PROBLEM DESCRIPTION:
In the entries below, count every line with the word "measurement". Return only the count.
+ + + +
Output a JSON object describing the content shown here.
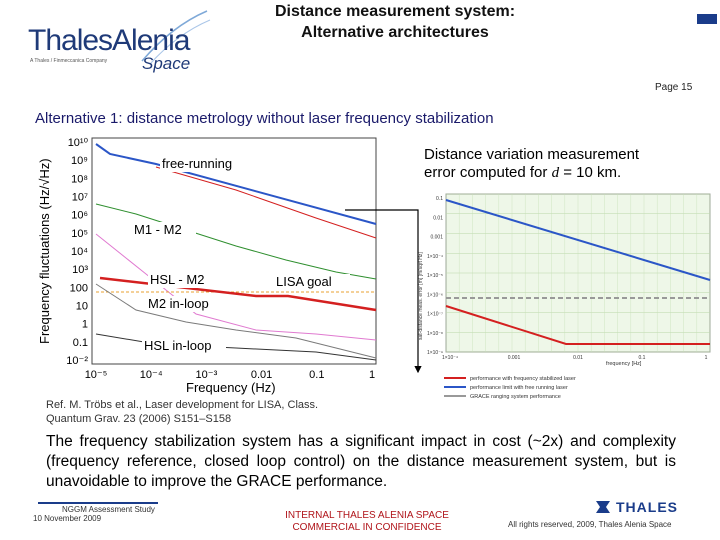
{
  "header": {
    "logo_text": "ThalesAlenia",
    "logo_tagline": "A Thales / Finmeccanica Company",
    "logo_space": "Space",
    "title_line1": "Distance measurement system:",
    "title_line2": "Alternative architectures",
    "page": "Page 15"
  },
  "subtitle": "Alternative 1: distance metrology without laser frequency stabilization",
  "left_chart": {
    "ylabel": "Frequency fluctuations (Hz/√Hz)",
    "xlabel": "Frequency (Hz)",
    "yticks": [
      "10¹⁰",
      "10⁹",
      "10⁸",
      "10⁷",
      "10⁶",
      "10⁵",
      "10⁴",
      "10³",
      "100",
      "10",
      "1",
      "0.1",
      "10⁻²"
    ],
    "xticks": [
      "10⁻⁵",
      "10⁻⁴",
      "10⁻³",
      "0.01",
      "0.1",
      "1"
    ],
    "labels": {
      "free_running": "free-running",
      "m1_m2": "M1 - M2",
      "hsl_m2": "HSL - M2",
      "lisa_goal": "LISA goal",
      "m2_inloop": "M2 in-loop",
      "hsl_inloop": "HSL in-loop"
    },
    "colors": {
      "blue": "#2b56c7",
      "red": "#d42020",
      "green": "#2f8f2f",
      "pink": "#e07ad0",
      "orange": "#e8a030",
      "gray": "#7a7a7a"
    }
  },
  "reference": {
    "line1": "Ref. M. Tröbs et al., Laser development for LISA, Class.",
    "line2": "Quantum Grav. 23 (2006) S151–S158"
  },
  "right_caption": {
    "line1": "Distance variation measurement",
    "line2_prefix": "error computed for ",
    "line2_var": "d",
    "line2_suffix": " = 10 km."
  },
  "right_chart": {
    "ylabel": "sat-distance meas. error [m] [m/sqrt Hz]",
    "xlabel": "frequency [Hz]",
    "yticks": [
      "0.1",
      "0.01",
      "0.001",
      "1×10⁻⁴",
      "1×10⁻⁵",
      "1×10⁻⁶",
      "1×10⁻⁷",
      "1×10⁻⁸",
      "1×10⁻⁹"
    ],
    "xticks": [
      "1×10⁻⁴",
      "0.001",
      "0.01",
      "0.1",
      "1"
    ],
    "legend": [
      {
        "label": "performance with frequency stabilized laser",
        "color": "#d42020"
      },
      {
        "label": "performance limit with free running laser",
        "color": "#2b56c7"
      },
      {
        "label": "GRACE ranging system performance",
        "color": "#999999"
      }
    ]
  },
  "body_text": "The frequency stabilization system has a significant impact in cost (~2x) and complexity (frequency reference, closed loop control) on the distance measurement system, but is unavoidable to improve the GRACE performance.",
  "footer": {
    "study": "NGGM Assessment Study",
    "date": "10 November 2009",
    "internal_line1": "INTERNAL THALES ALENIA SPACE",
    "internal_line2": "COMMERCIAL IN CONFIDENCE",
    "thales": "THALES",
    "rights": "All rights reserved, 2009, Thales Alenia Space"
  }
}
+ + + +
EXERCISE SOLUTION:
3